**** TEXT
Konica Minolta Precision Medicine Inc., the Aliso Viejo-based healthcare unit of Tokyo’s industrial imaging product giant Konica Minolta Inc., has added another company’s technology to its portfolio.
KMPM, formed in 2018 under Konica Minolta that includes longtime Aliso Viejo-based Ambry Genetics Corp. and Invicro LLC of Boston, recently announced the acquisition of the assets of Backpack Health, a secure mobile and web-based health data management platform.
Terms of the deal were undisclosed. Dover, Mass.-based Backpack raised some $8.4 million in funding through mid-2019, according to regulatory filings.
Backpack’s technology tool empowers patients “to securely store and manage their personal health information and automatically share with caregivers, as well as contribute authorized anonymized data to the research community,” according to a company statement.
The product should allow medical foundations to build patient engagement communities, and can be used by pharmaceutical research sponsors to support drug development research and clinical trials.
********
**** SOURCE DATA
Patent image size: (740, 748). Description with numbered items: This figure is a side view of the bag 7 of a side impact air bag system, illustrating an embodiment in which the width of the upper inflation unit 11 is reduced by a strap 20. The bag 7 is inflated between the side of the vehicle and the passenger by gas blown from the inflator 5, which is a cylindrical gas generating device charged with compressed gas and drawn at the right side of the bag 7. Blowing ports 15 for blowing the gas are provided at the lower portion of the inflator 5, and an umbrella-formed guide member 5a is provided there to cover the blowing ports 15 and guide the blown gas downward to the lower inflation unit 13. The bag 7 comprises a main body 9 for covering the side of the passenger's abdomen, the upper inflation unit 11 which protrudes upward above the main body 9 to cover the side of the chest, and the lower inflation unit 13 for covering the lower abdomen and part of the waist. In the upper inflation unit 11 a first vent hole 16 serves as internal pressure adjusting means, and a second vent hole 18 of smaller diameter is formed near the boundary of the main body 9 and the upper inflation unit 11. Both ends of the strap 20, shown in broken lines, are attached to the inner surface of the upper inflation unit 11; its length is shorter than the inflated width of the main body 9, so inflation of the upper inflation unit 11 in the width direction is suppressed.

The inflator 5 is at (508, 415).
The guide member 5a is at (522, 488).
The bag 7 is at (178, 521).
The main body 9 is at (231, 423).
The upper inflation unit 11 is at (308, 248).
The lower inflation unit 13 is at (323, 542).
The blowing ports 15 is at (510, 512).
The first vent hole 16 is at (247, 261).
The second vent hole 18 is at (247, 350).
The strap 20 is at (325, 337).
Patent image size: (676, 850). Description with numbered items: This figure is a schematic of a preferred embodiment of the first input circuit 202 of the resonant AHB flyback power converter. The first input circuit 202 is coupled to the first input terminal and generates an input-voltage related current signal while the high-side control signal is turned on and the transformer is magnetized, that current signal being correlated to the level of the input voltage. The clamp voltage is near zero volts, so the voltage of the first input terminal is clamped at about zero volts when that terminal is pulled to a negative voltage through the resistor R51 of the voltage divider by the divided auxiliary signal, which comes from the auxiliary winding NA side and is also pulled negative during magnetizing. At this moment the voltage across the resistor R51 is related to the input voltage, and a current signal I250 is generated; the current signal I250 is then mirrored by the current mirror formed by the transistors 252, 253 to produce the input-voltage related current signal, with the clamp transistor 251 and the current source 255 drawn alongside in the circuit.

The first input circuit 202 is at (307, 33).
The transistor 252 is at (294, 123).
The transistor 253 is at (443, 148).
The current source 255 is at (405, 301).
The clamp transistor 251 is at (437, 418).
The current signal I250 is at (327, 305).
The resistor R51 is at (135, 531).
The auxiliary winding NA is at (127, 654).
********
APPLY WHAT YOU READ =
(a) According to the article on the Backpack Health acquisition, how much funding had Backpack raised through mid-2019?
(b) What does the article on the Backpack Health acquisition say makes the platform useful to pharmaceutical research sponsors? Answer in one to three sentences.
(c) Continue the article on Konica Minolta Precision Medicine's acquisition of Backpack Health, picking up after its last sentence.

EXERCISE RESPONSES =
(a) Some $8.4 million, according to regulatory filings.

(b) The platform lets patients contribute authorized anonymized data to the research community. Pharmaceutical research sponsors can use it to support drug development research and clinical trials.

(c)
Backpack Health “is another key and unifying element of Konica Minolta Precision Medicine, allowing us to offer more opportunities to expand both our pharmaceutical and clinical services,” said Aaron Elliott, chief executive of Ambry Genetics.
“The platform nicely bridges the capabilities of KMPM and will better allow Ambry and Invicro to realize the synergies between them.”
Konica bought Ambry, a genetic diagnostics company, in 2017 for about $1 billion. The same year it also bought Invicro, a provider of imaging services and software for research and drug development.